WHAT THE EXERCISE ASKS: Repeat each line of the material below exactly as it appears, minus any pictures.

-- start INPUT FOR THIS TASK --

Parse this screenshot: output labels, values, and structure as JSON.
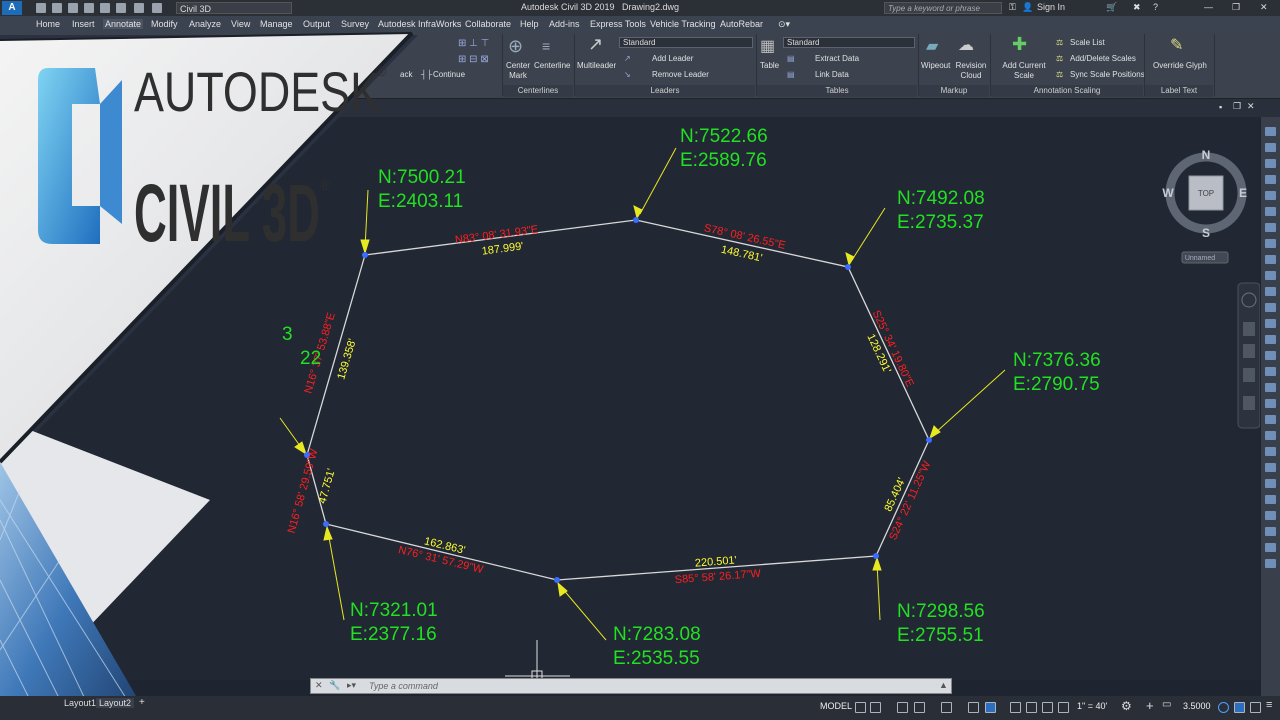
{
  "titlebar": {
    "app_badge": "A",
    "workspace": "Civil 3D",
    "title": "Autodesk Civil 3D 2019",
    "filename": "Drawing2.dwg",
    "search_placeholder": "Type a keyword or phrase",
    "sign_in": "Sign In"
  },
  "menubar": {
    "items": [
      "Home",
      "Insert",
      "Annotate",
      "Modify",
      "Analyze",
      "View",
      "Manage",
      "Output",
      "Survey",
      "Autodesk InfraWorks",
      "Collaborate",
      "Help",
      "Add-ins",
      "Express Tools",
      "Vehicle Tracking",
      "AutoRebar"
    ]
  },
  "ribbon": {
    "continue_label": "Continue",
    "ack_fragment": "ack",
    "centerlines": {
      "center_mark": "Center Mark",
      "centerline": "Centerline",
      "title": "Centerlines"
    },
    "leaders": {
      "multileader": "Multileader",
      "style": "Standard",
      "add": "Add Leader",
      "remove": "Remove Leader",
      "title": "Leaders"
    },
    "tables": {
      "table": "Table",
      "style": "Standard",
      "extract": "Extract Data",
      "link": "Link Data",
      "title": "Tables"
    },
    "markup": {
      "wipeout": "Wipeout",
      "revision_cloud": "Revision Cloud",
      "title": "Markup"
    },
    "annotation_scaling": {
      "add_current": "Add Current Scale",
      "scale_list": "Scale List",
      "add_delete": "Add/Delete Scales",
      "sync": "Sync Scale Positions",
      "title": "Annotation Scaling"
    },
    "label_text": {
      "override": "Override Glyph",
      "title": "Label Text"
    }
  },
  "logo": {
    "line1": "AUTODESK",
    "line2": "CIVIL 3D",
    "reg": "®",
    "partial_a": "3",
    "partial_b": "22"
  },
  "viewcube": {
    "n": "N",
    "s": "S",
    "e": "E",
    "w": "W",
    "top": "TOP",
    "ucs": "Unnamed"
  },
  "drawing": {
    "points": [
      {
        "n": "N:7500.21",
        "e": "E:2403.11"
      },
      {
        "n": "N:7522.66",
        "e": "E:2589.76"
      },
      {
        "n": "N:7492.08",
        "e": "E:2735.37"
      },
      {
        "n": "N:7376.36",
        "e": "E:2790.75"
      },
      {
        "n": "N:7298.56",
        "e": "E:2755.51"
      },
      {
        "n": "N:7283.08",
        "e": "E:2535.55"
      },
      {
        "n": "N:7321.01",
        "e": "E:2377.16"
      }
    ],
    "segments": [
      {
        "bearing": "N83° 08' 31.93\"E",
        "distance": "187.999'"
      },
      {
        "bearing": "S78° 08' 26.55\"E",
        "distance": "148.781'"
      },
      {
        "bearing": "S25° 34' 19.80\"E",
        "distance": "128.291'"
      },
      {
        "bearing": "S24° 22' 11.25\"W",
        "distance": "85.404'"
      },
      {
        "bearing": "S85° 58' 26.17\"W",
        "distance": "220.501'"
      },
      {
        "bearing": "N76° 31' 57.29\"W",
        "distance": "162.863'"
      },
      {
        "bearing": "N16° 58' 29.59\"W",
        "distance": "47.751'"
      },
      {
        "bearing": "N16° 37' 53.88\"E",
        "distance": "139.358'"
      }
    ],
    "colors": {
      "coord": "#22e022",
      "bearing": "#ff2020",
      "distance": "#ffff30",
      "line": "#d8d8d8",
      "leader": "#e8e820",
      "node": "#3a6cff"
    }
  },
  "command": {
    "placeholder": "Type a command"
  },
  "layouts": {
    "layout1": "Layout1",
    "layout2": "Layout2",
    "add": "+"
  },
  "status": {
    "model": "MODEL",
    "scale": "1\" = 40'",
    "value": "3.5000"
  }
}
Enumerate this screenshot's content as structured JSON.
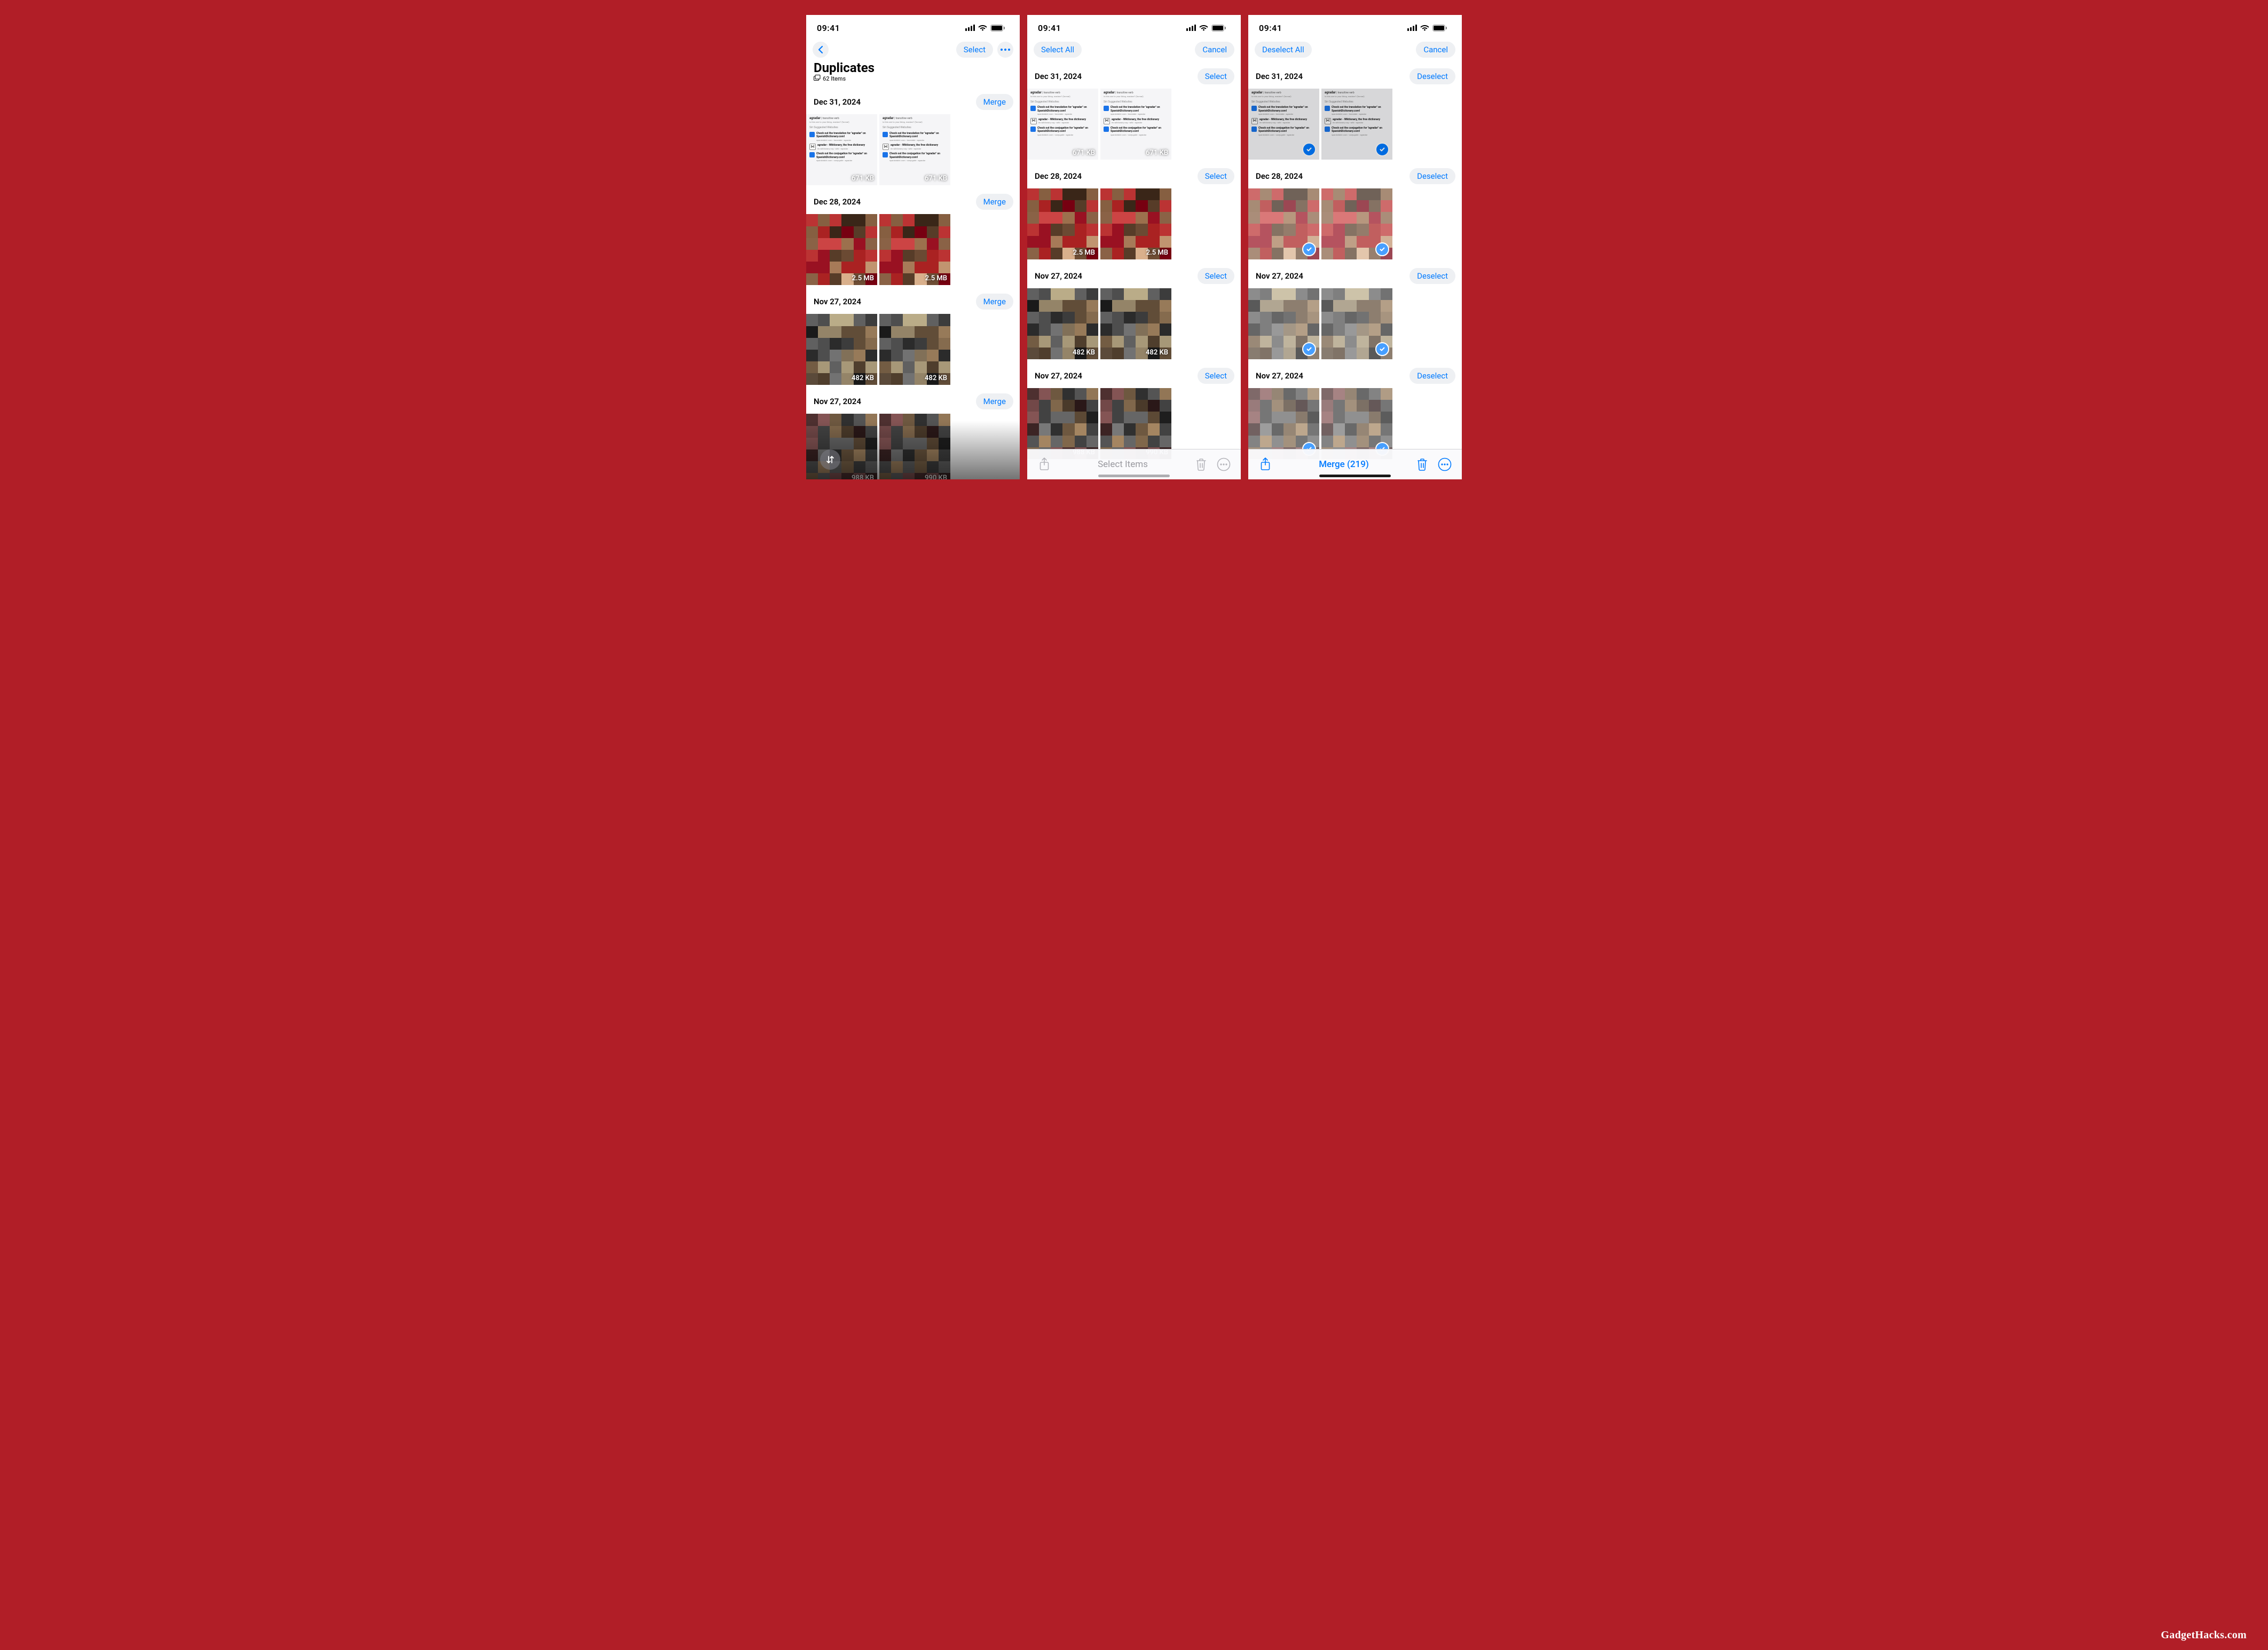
{
  "status": {
    "time": "09:41"
  },
  "watermark": "GadgetHacks.com",
  "screens": [
    {
      "id": "browse",
      "nav": {
        "back": true,
        "left_pill": null,
        "right_pill": "Select",
        "right_more": true
      },
      "header": {
        "title": "Duplicates",
        "subtitle": "62 Items"
      },
      "group_action": "Merge",
      "selection_mode": false,
      "has_bottom_bar": false,
      "has_float_sort": true,
      "has_fade": true
    },
    {
      "id": "select",
      "nav": {
        "back": false,
        "left_pill": "Select All",
        "right_pill": "Cancel",
        "right_more": false
      },
      "header": null,
      "group_action": "Select",
      "selection_mode": false,
      "has_bottom_bar": true,
      "bottom": {
        "center": "Select Items",
        "state": "disabled",
        "home_grey": true
      },
      "has_float_sort": false,
      "has_fade": false
    },
    {
      "id": "selected",
      "nav": {
        "back": false,
        "left_pill": "Deselect All",
        "right_pill": "Cancel",
        "right_more": false
      },
      "header": null,
      "group_action": "Deselect",
      "selection_mode": true,
      "has_bottom_bar": true,
      "bottom": {
        "center": "Merge (219)",
        "state": "active",
        "home_grey": false
      },
      "has_float_sort": false,
      "has_fade": false
    }
  ],
  "groups": [
    {
      "date": "Dec 31, 2024",
      "kind": "screenshot",
      "sizes": [
        "671 KB",
        "671 KB"
      ]
    },
    {
      "date": "Dec 28, 2024",
      "kind": "photo-red",
      "sizes": [
        "2.5 MB",
        "2.5 MB"
      ]
    },
    {
      "date": "Nov 27, 2024",
      "kind": "photo-crowd",
      "sizes": [
        "482 KB",
        "482 KB"
      ]
    },
    {
      "date": "Nov 27, 2024",
      "kind": "photo-crowd2",
      "sizes": [
        "988 KB",
        "990 KB"
      ]
    }
  ],
  "screenshot_content": {
    "heading": "agradar",
    "sub": "transitive verb",
    "note": "Is this one to your liking, madam? (formal)",
    "section": "Siri Suggested Websites",
    "items": [
      {
        "icon": "safari",
        "t1": "Check out the translation for \"agradar\" on SpanishDictionary.com!",
        "t2": "spanishdict.com › translate › agradar"
      },
      {
        "icon": "w",
        "t1": "agradar - Wiktionary, the free dictionary",
        "t2": "en.wiktionary.org › wiki › agradar"
      },
      {
        "icon": "safari",
        "t1": "Check out the conjugation for \"agradar\" on SpanishDictionary.com!",
        "t2": "spanishdict.com › conjugate › agradar"
      }
    ]
  }
}
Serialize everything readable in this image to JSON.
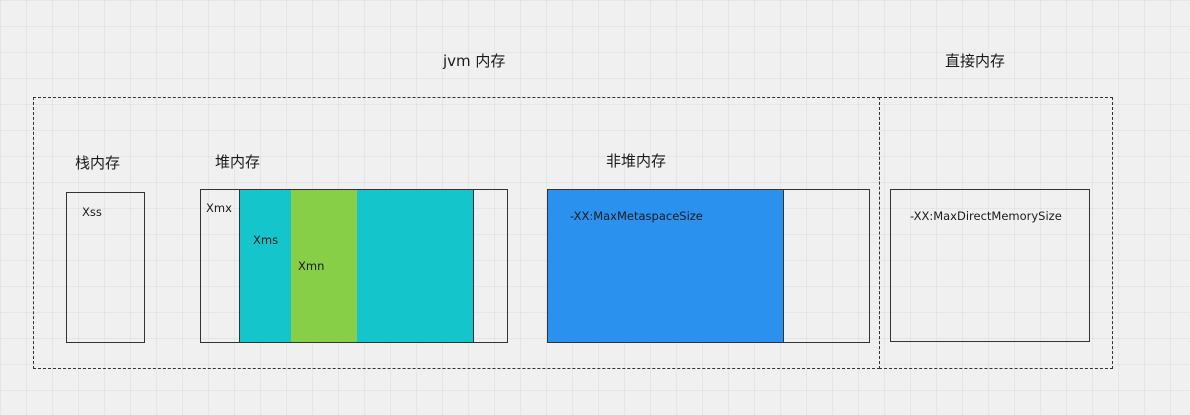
{
  "titles": {
    "jvm_memory": "jvm 内存",
    "direct_memory": "直接内存",
    "stack_memory": "栈内存",
    "heap_memory": "堆内存",
    "non_heap_memory": "非堆内存"
  },
  "labels": {
    "xss": "Xss",
    "xmx": "Xmx",
    "xms": "Xms",
    "xmn": "Xmn",
    "max_metaspace": "-XX:MaxMetaspaceSize",
    "max_direct_memory": "-XX:MaxDirectMemorySize"
  },
  "colors": {
    "background": "#f0f0f0",
    "teal": "#14c5cc",
    "green": "#86cf47",
    "blue": "#2a91ee",
    "border": "#333333"
  }
}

-- end INPUT FOR THIS TASK --

RESPONSE TO THIS TASK:
Parse this screenshot: output labels, values, and structure as JSON.
{
  "titlebar": {
    "app_badge": "A",
    "workspace": "Civil 3D",
    "title": "Autodesk Civil 3D 2019",
    "filename": "Drawing2.dwg",
    "search_placeholder": "Type a keyword or phrase",
    "sign_in": "Sign In"
  },
  "menubar": {
    "items": [
      "Home",
      "Insert",
      "Annotate",
      "Modify",
      "Analyze",
      "View",
      "Manage",
      "Output",
      "Survey",
      "Autodesk InfraWorks",
      "Collaborate",
      "Help",
      "Add-ins",
      "Express Tools",
      "Vehicle Tracking",
      "AutoRebar"
    ]
  },
  "ribbon": {
    "continue_label": "Continue",
    "ack_fragment": "ack",
    "centerlines": {
      "center_mark": "Center Mark",
      "centerline": "Centerline",
      "title": "Centerlines"
    },
    "leaders": {
      "multileader": "Multileader",
      "style": "Standard",
      "add": "Add Leader",
      "remove": "Remove Leader",
      "title": "Leaders"
    },
    "tables": {
      "table": "Table",
      "style": "Standard",
      "extract": "Extract Data",
      "link": "Link Data",
      "title": "Tables"
    },
    "markup": {
      "wipeout": "Wipeout",
      "revision_cloud": "Revision Cloud",
      "title": "Markup"
    },
    "annotation_scaling": {
      "add_current": "Add Current Scale",
      "scale_list": "Scale List",
      "add_delete": "Add/Delete Scales",
      "sync": "Sync Scale Positions",
      "title": "Annotation Scaling"
    },
    "label_text": {
      "override": "Override Glyph",
      "title": "Label Text"
    }
  },
  "logo": {
    "line1": "AUTODESK",
    "line2": "CIVIL 3D",
    "reg": "®",
    "partial_a": "3",
    "partial_b": "22"
  },
  "viewcube": {
    "n": "N",
    "s": "S",
    "e": "E",
    "w": "W",
    "top": "TOP",
    "ucs": "Unnamed"
  },
  "drawing": {
    "points": [
      {
        "n": "N:7500.21",
        "e": "E:2403.11"
      },
      {
        "n": "N:7522.66",
        "e": "E:2589.76"
      },
      {
        "n": "N:7492.08",
        "e": "E:2735.37"
      },
      {
        "n": "N:7376.36",
        "e": "E:2790.75"
      },
      {
        "n": "N:7298.56",
        "e": "E:2755.51"
      },
      {
        "n": "N:7283.08",
        "e": "E:2535.55"
      },
      {
        "n": "N:7321.01",
        "e": "E:2377.16"
      }
    ],
    "segments": [
      {
        "bearing": "N83° 08' 31.93\"E",
        "distance": "187.999'"
      },
      {
        "bearing": "S78° 08' 26.55\"E",
        "distance": "148.781'"
      },
      {
        "bearing": "S25° 34' 19.80\"E",
        "distance": "128.291'"
      },
      {
        "bearing": "S24° 22' 11.25\"W",
        "distance": "85.404'"
      },
      {
        "bearing": "S85° 58' 26.17\"W",
        "distance": "220.501'"
      },
      {
        "bearing": "N76° 31' 57.29\"W",
        "distance": "162.863'"
      },
      {
        "bearing": "N16° 58' 29.59\"W",
        "distance": "47.751'"
      },
      {
        "bearing": "N16° 37' 53.88\"E",
        "distance": "139.358'"
      }
    ],
    "colors": {
      "coord": "#22e022",
      "bearing": "#ff2020",
      "distance": "#ffff30",
      "line": "#d8d8d8",
      "leader": "#e8e820",
      "node": "#3a6cff"
    }
  },
  "command": {
    "placeholder": "Type a command"
  },
  "layouts": {
    "layout1": "Layout1",
    "layout2": "Layout2",
    "add": "+"
  },
  "status": {
    "model": "MODEL",
    "scale": "1\" = 40'",
    "value": "3.5000"
  }
}
Enumerate this screenshot's content as structured JSON.
{
  "status": {
    "time": "09:41"
  },
  "watermark": "GadgetHacks.com",
  "screens": [
    {
      "id": "browse",
      "nav": {
        "back": true,
        "left_pill": null,
        "right_pill": "Select",
        "right_more": true
      },
      "header": {
        "title": "Duplicates",
        "subtitle": "62 Items"
      },
      "group_action": "Merge",
      "selection_mode": false,
      "has_bottom_bar": false,
      "has_float_sort": true,
      "has_fade": true
    },
    {
      "id": "select",
      "nav": {
        "back": false,
        "left_pill": "Select All",
        "right_pill": "Cancel",
        "right_more": false
      },
      "header": null,
      "group_action": "Select",
      "selection_mode": false,
      "has_bottom_bar": true,
      "bottom": {
        "center": "Select Items",
        "state": "disabled",
        "home_grey": true
      },
      "has_float_sort": false,
      "has_fade": false
    },
    {
      "id": "selected",
      "nav": {
        "back": false,
        "left_pill": "Deselect All",
        "right_pill": "Cancel",
        "right_more": false
      },
      "header": null,
      "group_action": "Deselect",
      "selection_mode": true,
      "has_bottom_bar": true,
      "bottom": {
        "center": "Merge (219)",
        "state": "active",
        "home_grey": false
      },
      "has_float_sort": false,
      "has_fade": false
    }
  ],
  "groups": [
    {
      "date": "Dec 31, 2024",
      "kind": "screenshot",
      "sizes": [
        "671 KB",
        "671 KB"
      ]
    },
    {
      "date": "Dec 28, 2024",
      "kind": "photo-red",
      "sizes": [
        "2.5 MB",
        "2.5 MB"
      ]
    },
    {
      "date": "Nov 27, 2024",
      "kind": "photo-crowd",
      "sizes": [
        "482 KB",
        "482 KB"
      ]
    },
    {
      "date": "Nov 27, 2024",
      "kind": "photo-crowd2",
      "sizes": [
        "988 KB",
        "990 KB"
      ]
    }
  ],
  "screenshot_content": {
    "heading": "agradar",
    "sub": "transitive verb",
    "note": "Is this one to your liking, madam? (formal)",
    "section": "Siri Suggested Websites",
    "items": [
      {
        "icon": "safari",
        "t1": "Check out the translation for \"agradar\" on SpanishDictionary.com!",
        "t2": "spanishdict.com › translate › agradar"
      },
      {
        "icon": "w",
        "t1": "agradar - Wiktionary, the free dictionary",
        "t2": "en.wiktionary.org › wiki › agradar"
      },
      {
        "icon": "safari",
        "t1": "Check out the conjugation for \"agradar\" on SpanishDictionary.com!",
        "t2": "spanishdict.com › conjugate › agradar"
      }
    ]
  }
}
Serialize everything readable in this image to JSON.
{
  "titles": {
    "jvm_memory": "jvm 内存",
    "direct_memory": "直接内存",
    "stack_memory": "栈内存",
    "heap_memory": "堆内存",
    "non_heap_memory": "非堆内存"
  },
  "labels": {
    "xss": "Xss",
    "xmx": "Xmx",
    "xms": "Xms",
    "xmn": "Xmn",
    "max_metaspace": "-XX:MaxMetaspaceSize",
    "max_direct_memory": "-XX:MaxDirectMemorySize"
  },
  "colors": {
    "background": "#f0f0f0",
    "teal": "#14c5cc",
    "green": "#86cf47",
    "blue": "#2a91ee",
    "border": "#333333"
  }
}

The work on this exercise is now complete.